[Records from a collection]
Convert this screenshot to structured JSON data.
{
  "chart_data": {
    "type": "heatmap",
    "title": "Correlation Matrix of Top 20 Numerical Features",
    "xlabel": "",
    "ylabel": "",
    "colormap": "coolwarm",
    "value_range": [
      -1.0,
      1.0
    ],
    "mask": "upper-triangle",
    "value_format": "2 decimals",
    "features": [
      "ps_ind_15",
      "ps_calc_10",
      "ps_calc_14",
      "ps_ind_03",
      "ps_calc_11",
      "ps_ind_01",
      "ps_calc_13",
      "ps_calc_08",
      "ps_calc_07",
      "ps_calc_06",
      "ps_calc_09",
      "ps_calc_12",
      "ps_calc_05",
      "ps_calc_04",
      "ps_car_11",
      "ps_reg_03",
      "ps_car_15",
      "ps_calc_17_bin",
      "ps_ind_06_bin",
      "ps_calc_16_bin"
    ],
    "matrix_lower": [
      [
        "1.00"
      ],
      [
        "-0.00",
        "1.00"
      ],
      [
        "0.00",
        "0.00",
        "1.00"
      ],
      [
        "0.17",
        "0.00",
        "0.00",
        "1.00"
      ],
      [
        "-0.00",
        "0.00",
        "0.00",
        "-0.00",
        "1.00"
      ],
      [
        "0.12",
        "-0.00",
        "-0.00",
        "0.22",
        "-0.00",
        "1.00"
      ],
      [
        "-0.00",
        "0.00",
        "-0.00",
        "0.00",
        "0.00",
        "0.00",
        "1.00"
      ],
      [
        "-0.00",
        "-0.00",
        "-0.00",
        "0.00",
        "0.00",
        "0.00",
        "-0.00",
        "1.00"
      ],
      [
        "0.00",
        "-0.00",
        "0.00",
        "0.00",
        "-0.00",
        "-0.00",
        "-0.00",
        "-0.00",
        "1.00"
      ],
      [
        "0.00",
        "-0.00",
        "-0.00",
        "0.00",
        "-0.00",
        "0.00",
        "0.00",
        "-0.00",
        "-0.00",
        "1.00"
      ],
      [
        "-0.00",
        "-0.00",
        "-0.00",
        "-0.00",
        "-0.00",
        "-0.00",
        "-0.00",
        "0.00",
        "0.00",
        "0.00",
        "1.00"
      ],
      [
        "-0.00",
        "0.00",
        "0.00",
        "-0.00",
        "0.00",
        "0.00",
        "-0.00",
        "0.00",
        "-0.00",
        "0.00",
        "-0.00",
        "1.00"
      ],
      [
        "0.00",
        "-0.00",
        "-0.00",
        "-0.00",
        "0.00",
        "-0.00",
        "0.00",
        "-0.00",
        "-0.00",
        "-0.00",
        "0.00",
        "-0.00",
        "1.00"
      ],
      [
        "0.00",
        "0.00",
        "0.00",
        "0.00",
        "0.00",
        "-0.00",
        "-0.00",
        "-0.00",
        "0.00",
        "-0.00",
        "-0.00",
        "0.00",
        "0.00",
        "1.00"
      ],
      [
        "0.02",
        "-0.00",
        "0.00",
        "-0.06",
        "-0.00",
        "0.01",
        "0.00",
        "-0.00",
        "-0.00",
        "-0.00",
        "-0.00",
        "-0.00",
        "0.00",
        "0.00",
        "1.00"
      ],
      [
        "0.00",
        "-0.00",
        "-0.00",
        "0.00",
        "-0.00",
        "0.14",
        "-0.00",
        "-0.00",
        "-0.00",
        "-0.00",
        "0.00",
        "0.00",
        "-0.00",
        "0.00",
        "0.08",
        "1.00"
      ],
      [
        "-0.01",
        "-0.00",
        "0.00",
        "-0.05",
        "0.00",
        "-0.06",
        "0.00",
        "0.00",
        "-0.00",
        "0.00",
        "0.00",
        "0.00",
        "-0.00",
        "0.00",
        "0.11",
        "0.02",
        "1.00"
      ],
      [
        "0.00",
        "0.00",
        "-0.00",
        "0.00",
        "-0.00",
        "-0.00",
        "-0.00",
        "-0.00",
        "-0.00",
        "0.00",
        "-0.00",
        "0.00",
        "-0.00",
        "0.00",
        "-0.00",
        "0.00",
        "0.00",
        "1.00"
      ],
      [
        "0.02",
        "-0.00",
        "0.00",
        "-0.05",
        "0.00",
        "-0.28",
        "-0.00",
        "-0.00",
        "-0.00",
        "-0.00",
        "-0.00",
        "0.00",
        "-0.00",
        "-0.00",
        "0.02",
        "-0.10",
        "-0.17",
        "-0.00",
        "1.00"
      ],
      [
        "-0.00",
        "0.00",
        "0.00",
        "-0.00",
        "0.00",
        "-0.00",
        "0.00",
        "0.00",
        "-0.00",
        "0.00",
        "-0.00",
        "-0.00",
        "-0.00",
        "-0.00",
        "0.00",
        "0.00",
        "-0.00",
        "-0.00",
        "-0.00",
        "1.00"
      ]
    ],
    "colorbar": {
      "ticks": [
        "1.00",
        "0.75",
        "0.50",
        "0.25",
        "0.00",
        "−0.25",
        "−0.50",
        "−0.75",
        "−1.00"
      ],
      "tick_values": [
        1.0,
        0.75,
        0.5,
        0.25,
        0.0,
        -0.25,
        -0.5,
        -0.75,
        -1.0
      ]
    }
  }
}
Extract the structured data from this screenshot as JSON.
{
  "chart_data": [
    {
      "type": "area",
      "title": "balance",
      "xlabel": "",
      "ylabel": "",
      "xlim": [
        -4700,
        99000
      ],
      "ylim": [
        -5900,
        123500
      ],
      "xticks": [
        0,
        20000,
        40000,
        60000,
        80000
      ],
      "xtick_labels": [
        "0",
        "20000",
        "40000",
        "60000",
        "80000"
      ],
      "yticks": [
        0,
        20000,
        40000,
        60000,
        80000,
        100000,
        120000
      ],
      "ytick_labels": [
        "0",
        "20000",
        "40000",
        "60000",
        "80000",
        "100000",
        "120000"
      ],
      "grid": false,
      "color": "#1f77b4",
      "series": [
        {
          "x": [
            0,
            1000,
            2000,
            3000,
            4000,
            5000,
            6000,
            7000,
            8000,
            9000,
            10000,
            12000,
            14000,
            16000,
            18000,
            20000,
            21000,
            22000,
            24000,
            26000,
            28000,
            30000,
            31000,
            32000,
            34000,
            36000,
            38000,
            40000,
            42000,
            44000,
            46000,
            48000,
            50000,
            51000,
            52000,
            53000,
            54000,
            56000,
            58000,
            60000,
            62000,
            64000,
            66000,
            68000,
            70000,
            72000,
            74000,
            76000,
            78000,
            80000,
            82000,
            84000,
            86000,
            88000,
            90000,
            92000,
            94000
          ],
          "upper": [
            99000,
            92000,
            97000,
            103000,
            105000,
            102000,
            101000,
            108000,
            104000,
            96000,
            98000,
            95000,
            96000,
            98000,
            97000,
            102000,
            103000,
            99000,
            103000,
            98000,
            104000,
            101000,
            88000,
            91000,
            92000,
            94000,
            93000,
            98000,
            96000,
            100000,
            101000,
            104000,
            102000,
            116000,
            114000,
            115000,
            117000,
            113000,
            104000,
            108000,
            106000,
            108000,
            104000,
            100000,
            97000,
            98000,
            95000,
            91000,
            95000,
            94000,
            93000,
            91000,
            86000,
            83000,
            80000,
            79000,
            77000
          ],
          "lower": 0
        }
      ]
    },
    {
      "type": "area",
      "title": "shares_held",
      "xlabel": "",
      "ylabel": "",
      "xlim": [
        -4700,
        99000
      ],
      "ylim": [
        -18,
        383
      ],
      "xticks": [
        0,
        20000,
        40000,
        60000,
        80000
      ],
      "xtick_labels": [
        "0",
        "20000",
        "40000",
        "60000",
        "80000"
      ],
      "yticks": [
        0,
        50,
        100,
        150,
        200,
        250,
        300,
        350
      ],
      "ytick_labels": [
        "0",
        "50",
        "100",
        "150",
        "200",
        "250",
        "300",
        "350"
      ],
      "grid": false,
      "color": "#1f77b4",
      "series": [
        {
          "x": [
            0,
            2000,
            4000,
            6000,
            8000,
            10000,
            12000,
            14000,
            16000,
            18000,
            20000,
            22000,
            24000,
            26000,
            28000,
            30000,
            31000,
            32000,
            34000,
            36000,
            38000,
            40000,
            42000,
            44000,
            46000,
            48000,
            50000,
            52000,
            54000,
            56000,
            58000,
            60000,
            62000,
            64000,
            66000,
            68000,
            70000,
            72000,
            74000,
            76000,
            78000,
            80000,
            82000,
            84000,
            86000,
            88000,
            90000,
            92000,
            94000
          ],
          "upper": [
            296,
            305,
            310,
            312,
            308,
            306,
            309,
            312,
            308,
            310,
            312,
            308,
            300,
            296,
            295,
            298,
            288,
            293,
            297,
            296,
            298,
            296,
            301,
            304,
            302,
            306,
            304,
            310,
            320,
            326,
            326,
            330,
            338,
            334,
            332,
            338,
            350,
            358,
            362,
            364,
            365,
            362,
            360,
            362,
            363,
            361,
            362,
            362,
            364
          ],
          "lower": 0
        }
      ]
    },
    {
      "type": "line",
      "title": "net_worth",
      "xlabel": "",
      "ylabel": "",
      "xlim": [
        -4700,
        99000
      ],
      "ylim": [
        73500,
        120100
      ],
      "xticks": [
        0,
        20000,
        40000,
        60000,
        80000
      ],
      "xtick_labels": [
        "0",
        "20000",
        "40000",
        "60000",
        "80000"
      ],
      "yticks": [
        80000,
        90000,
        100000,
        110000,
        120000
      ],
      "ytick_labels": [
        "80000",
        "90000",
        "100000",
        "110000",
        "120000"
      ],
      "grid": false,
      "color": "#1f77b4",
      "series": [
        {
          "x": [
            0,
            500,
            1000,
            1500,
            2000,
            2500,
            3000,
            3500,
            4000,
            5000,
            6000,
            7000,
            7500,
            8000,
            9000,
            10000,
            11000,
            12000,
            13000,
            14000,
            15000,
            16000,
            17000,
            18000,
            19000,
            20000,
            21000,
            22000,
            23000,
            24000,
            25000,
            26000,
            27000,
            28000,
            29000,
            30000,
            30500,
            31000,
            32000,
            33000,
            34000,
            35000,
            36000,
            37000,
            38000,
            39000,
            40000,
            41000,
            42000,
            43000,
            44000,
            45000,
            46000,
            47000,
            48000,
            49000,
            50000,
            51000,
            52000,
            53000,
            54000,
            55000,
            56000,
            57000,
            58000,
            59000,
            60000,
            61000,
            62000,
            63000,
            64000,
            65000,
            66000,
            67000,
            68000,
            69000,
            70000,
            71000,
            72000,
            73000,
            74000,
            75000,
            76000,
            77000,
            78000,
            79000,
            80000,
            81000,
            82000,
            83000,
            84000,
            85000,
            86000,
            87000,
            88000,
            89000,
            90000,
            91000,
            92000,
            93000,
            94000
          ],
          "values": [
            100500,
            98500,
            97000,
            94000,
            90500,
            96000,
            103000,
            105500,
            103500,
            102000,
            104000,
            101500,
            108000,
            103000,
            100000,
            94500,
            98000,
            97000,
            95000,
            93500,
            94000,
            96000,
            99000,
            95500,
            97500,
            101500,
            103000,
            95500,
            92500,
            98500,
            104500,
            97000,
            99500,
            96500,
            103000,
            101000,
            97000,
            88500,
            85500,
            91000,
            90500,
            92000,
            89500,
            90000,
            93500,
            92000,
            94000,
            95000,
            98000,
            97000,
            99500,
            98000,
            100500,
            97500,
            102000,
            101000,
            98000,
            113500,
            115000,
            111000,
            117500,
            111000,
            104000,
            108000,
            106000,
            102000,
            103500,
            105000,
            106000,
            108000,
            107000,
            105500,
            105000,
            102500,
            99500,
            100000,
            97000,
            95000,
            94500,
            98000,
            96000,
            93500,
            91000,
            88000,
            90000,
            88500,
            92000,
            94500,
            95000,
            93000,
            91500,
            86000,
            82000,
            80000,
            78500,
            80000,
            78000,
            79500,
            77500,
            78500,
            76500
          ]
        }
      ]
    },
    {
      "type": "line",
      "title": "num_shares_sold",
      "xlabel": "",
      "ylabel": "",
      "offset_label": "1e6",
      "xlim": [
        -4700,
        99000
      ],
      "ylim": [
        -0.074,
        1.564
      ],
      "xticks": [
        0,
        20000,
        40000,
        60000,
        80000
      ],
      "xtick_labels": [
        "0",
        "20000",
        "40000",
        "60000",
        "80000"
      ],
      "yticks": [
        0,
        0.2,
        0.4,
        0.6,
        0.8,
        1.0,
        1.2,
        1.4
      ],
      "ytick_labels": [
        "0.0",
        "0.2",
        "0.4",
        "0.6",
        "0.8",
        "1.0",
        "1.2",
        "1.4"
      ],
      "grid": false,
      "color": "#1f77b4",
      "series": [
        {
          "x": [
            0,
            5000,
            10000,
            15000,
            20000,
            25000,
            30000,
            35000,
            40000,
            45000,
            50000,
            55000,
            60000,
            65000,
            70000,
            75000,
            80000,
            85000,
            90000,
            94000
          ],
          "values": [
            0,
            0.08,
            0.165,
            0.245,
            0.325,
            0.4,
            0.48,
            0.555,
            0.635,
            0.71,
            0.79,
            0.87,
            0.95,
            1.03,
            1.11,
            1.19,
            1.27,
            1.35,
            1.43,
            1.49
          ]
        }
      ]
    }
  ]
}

- **Prompt**
Filter the entries and copy out every line with the word "this".

- **Task answer**
Convert this screenshot to structured JSON data.
Extract the structured data from this screenshot as JSON.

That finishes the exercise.